▶ _INFORMATION SUPPLIED_:

>>>>>

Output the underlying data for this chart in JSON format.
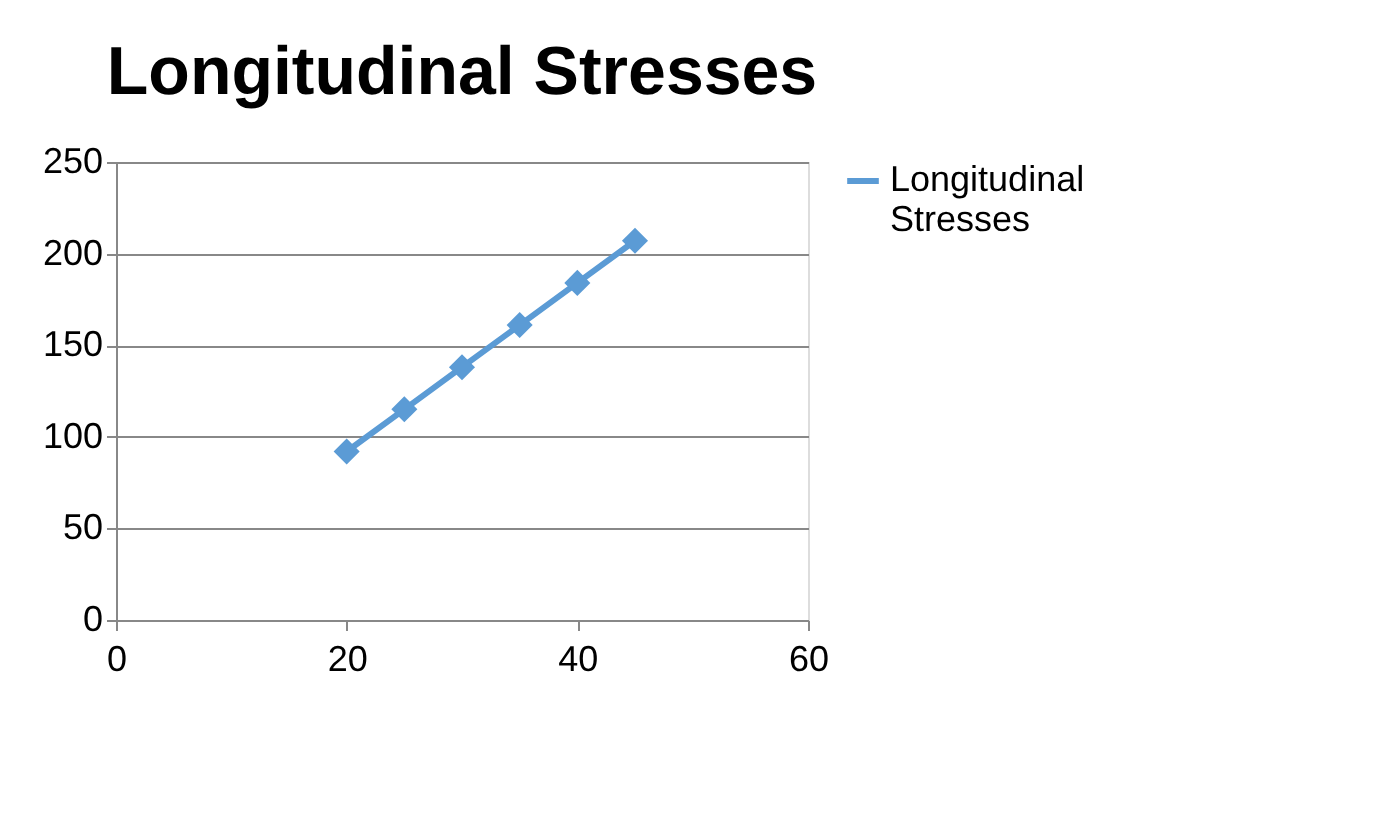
{
  "chart_data": {
    "type": "line",
    "title": "Longitudinal Stresses",
    "x": [
      20,
      25,
      30,
      35,
      40,
      45
    ],
    "series": [
      {
        "name": "Longitudinal Stresses",
        "color": "#5b9bd5",
        "values": [
          92,
          115,
          138,
          161,
          184,
          207
        ]
      }
    ],
    "xlim": [
      0,
      60
    ],
    "xticks": [
      0,
      20,
      40,
      60
    ],
    "ylim": [
      0,
      250
    ],
    "yticks": [
      0,
      50,
      100,
      150,
      200,
      250
    ],
    "grid": "y",
    "legend": "right",
    "marker": "diamond",
    "line_style": "solid"
  }
}
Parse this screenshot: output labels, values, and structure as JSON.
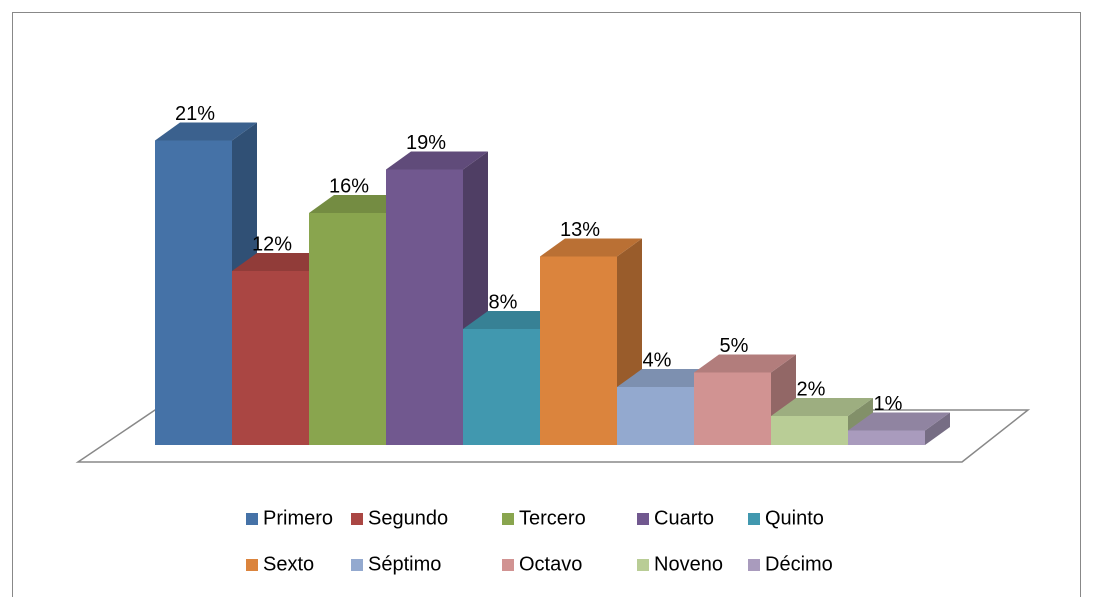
{
  "chart_data": {
    "type": "bar3d",
    "categories": [
      "Primero",
      "Segundo",
      "Tercero",
      "Cuarto",
      "Quinto",
      "Sexto",
      "Séptimo",
      "Octavo",
      "Noveno",
      "Décimo"
    ],
    "values": [
      21,
      12,
      16,
      19,
      8,
      13,
      4,
      5,
      2,
      1
    ],
    "value_labels": [
      "21%",
      "12%",
      "16%",
      "19%",
      "8%",
      "13%",
      "4%",
      "5%",
      "2%",
      "1%"
    ],
    "colors": [
      "#4572a7",
      "#aa4643",
      "#89a54e",
      "#71588f",
      "#4198af",
      "#db843d",
      "#93a9cf",
      "#d19392",
      "#b9cd96",
      "#a99bbd"
    ]
  }
}
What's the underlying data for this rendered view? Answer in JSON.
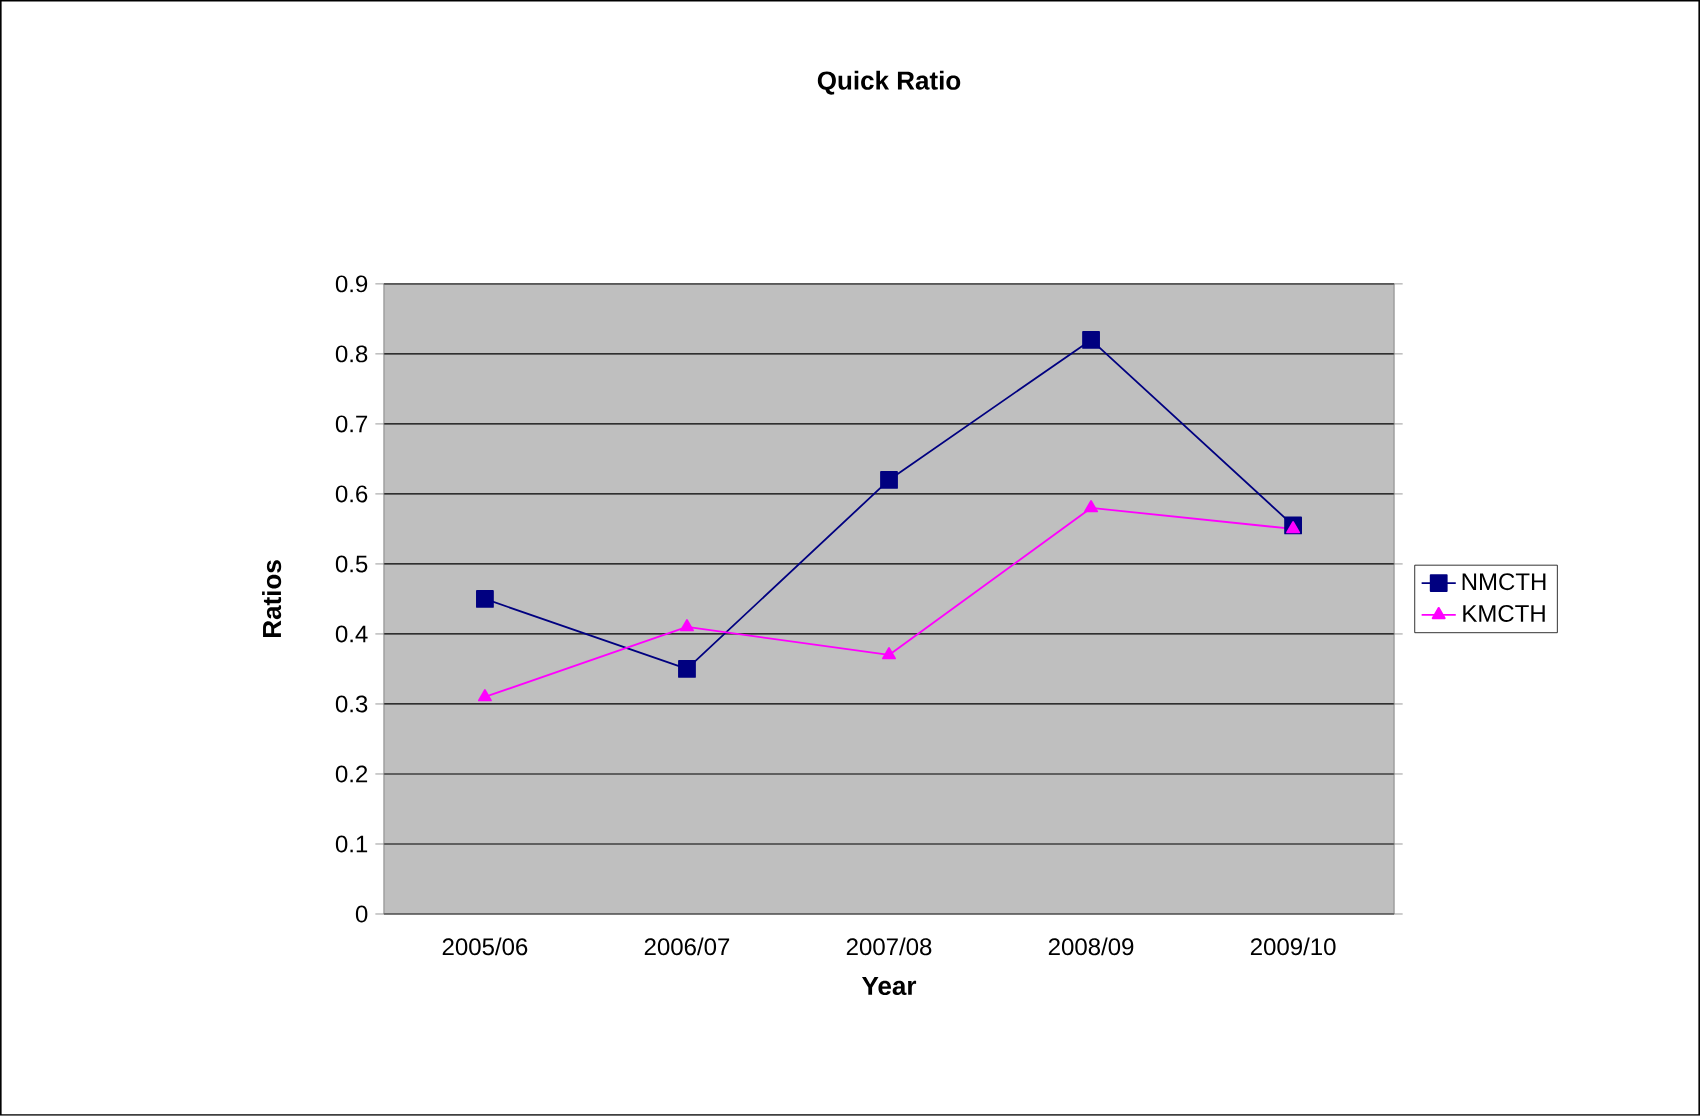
{
  "chart_data": {
    "type": "line",
    "title": "Quick Ratio",
    "xlabel": "Year",
    "ylabel": "Ratios",
    "categories": [
      "2005/06",
      "2006/07",
      "2007/08",
      "2008/09",
      "2009/10"
    ],
    "series": [
      {
        "name": "NMCTH",
        "color": "#000080",
        "marker": "square",
        "values": [
          0.45,
          0.35,
          0.62,
          0.82,
          0.555
        ]
      },
      {
        "name": "KMCTH",
        "color": "#ff00ff",
        "marker": "triangle",
        "values": [
          0.31,
          0.41,
          0.37,
          0.58,
          0.55
        ]
      }
    ],
    "ylim": [
      0,
      0.9
    ],
    "yticks": [
      0,
      0.1,
      0.2,
      0.3,
      0.4,
      0.5,
      0.6,
      0.7,
      0.8,
      0.9
    ],
    "grid": "y",
    "legend": "right",
    "line_style": "solid"
  }
}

<<<<<

▶ _YOUR INSTRUCTIONS_: Leave out every picture and copy verbatim the lines running from the line containing "What's the underlying" through the final line of the data.

▶ _RESPONSE_:
What's the underlying data for this rendered view? Answer in JSON.
{
  "chart_data": {
    "type": "line",
    "title": "Quick Ratio",
    "xlabel": "Year",
    "ylabel": "Ratios",
    "categories": [
      "2005/06",
      "2006/07",
      "2007/08",
      "2008/09",
      "2009/10"
    ],
    "series": [
      {
        "name": "NMCTH",
        "color": "#000080",
        "marker": "square",
        "values": [
          0.45,
          0.35,
          0.62,
          0.82,
          0.555
        ]
      },
      {
        "name": "KMCTH",
        "color": "#ff00ff",
        "marker": "triangle",
        "values": [
          0.31,
          0.41,
          0.37,
          0.58,
          0.55
        ]
      }
    ],
    "ylim": [
      0,
      0.9
    ],
    "yticks": [
      0,
      0.1,
      0.2,
      0.3,
      0.4,
      0.5,
      0.6,
      0.7,
      0.8,
      0.9
    ],
    "grid": "y",
    "legend": "right",
    "line_style": "solid"
  }
}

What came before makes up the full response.